#### Records for this exercise
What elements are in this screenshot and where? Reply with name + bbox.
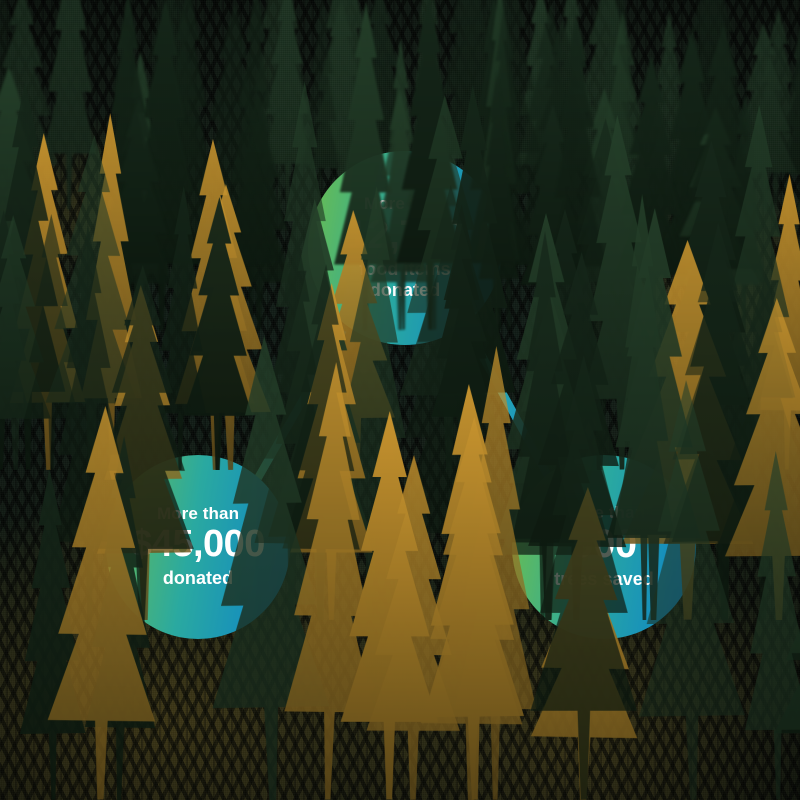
tree-shape bbox=[505, 355, 662, 800]
tree-shape bbox=[728, 451, 800, 800]
infographic-canvas: More than 12,720 food items donated More… bbox=[0, 0, 800, 800]
tree-silhouette bbox=[505, 355, 662, 800]
tree-shape bbox=[345, 455, 483, 800]
tree-silhouette bbox=[21, 405, 184, 800]
tree-silhouette bbox=[345, 455, 483, 800]
tree-shape bbox=[21, 405, 184, 800]
tree-silhouette bbox=[728, 451, 800, 800]
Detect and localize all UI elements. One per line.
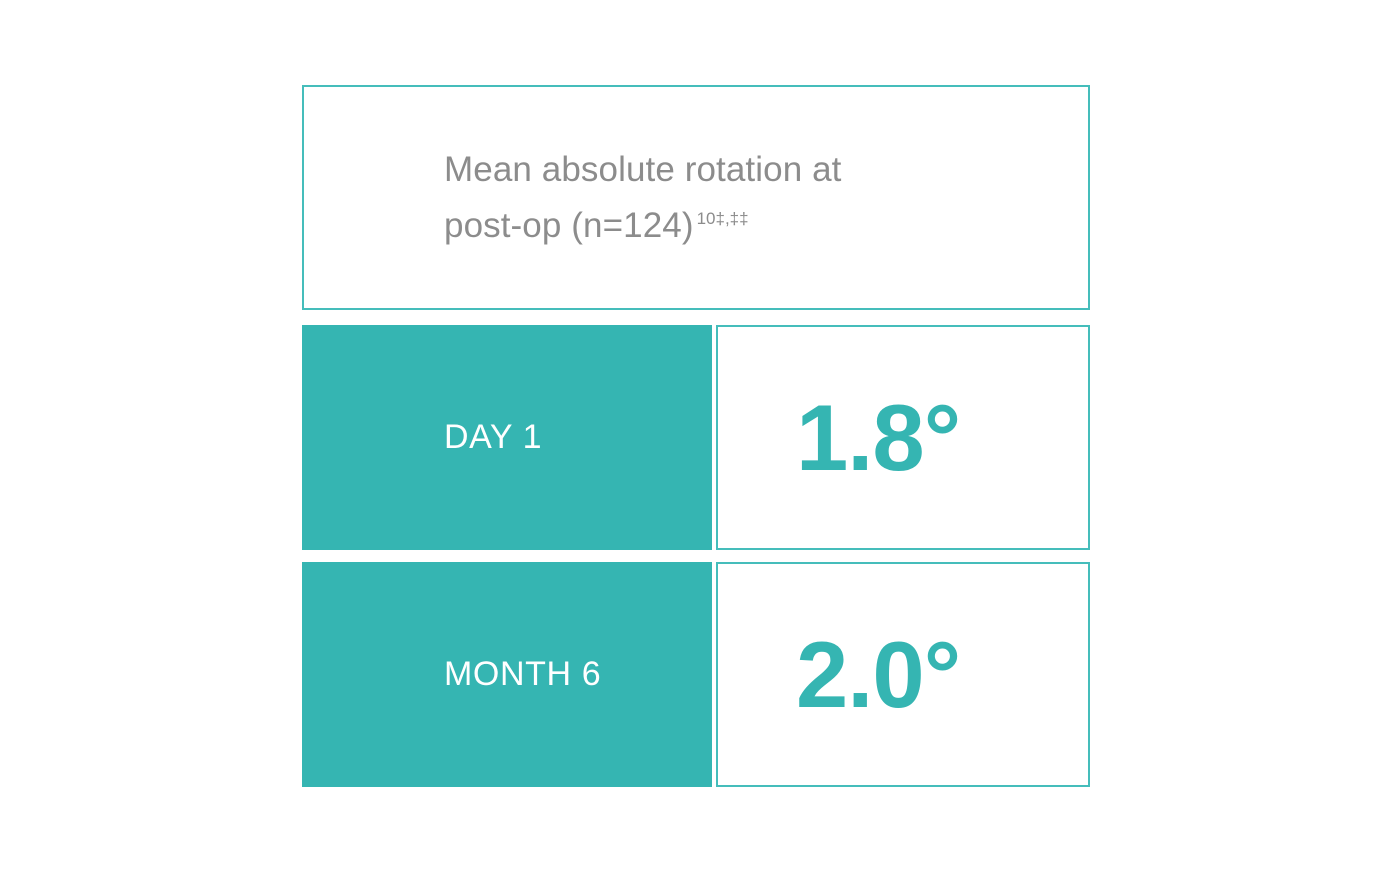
page-title: Mean absolute rotation at post-op (n=124… [304,142,861,254]
title-footnote-superscript: 10‡,‡‡ [694,209,749,228]
stat-label-day-1: DAY 1 [302,418,542,457]
title-line-1: Mean absolute rotation at [444,150,841,189]
stat-label-cell-day-1: DAY 1 [302,325,712,550]
table-row: DAY 1 1.8° [302,325,1090,550]
table-row: MONTH 6 2.0° [302,562,1090,787]
stat-label-month-6: MONTH 6 [302,655,601,694]
stat-infographic: Mean absolute rotation at post-op (n=124… [302,85,1090,787]
stat-label-cell-month-6: MONTH 6 [302,562,712,787]
stat-value-month-6: 2.0° [718,628,960,722]
stat-value-cell-day-1: 1.8° [716,325,1090,550]
stat-value-day-1: 1.8° [718,391,960,485]
title-line-2: post-op (n=124) [444,206,694,245]
title-card: Mean absolute rotation at post-op (n=124… [302,85,1090,310]
stat-value-cell-month-6: 2.0° [716,562,1090,787]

#### Exercise details
Repeat, without any change, the rows from the line containing "tree-shape bbox=[505, 355, 662, 800]" through the line containing "tree-silhouette bbox=[728, 451, 800, 800]", including both of those lines.

#### Answer to the task
tree-shape bbox=[505, 355, 662, 800]
tree-shape bbox=[728, 451, 800, 800]
infographic-canvas: More than 12,720 food items donated More… bbox=[0, 0, 800, 800]
tree-silhouette bbox=[505, 355, 662, 800]
tree-shape bbox=[345, 455, 483, 800]
tree-silhouette bbox=[21, 405, 184, 800]
tree-silhouette bbox=[345, 455, 483, 800]
tree-shape bbox=[21, 405, 184, 800]
tree-silhouette bbox=[728, 451, 800, 800]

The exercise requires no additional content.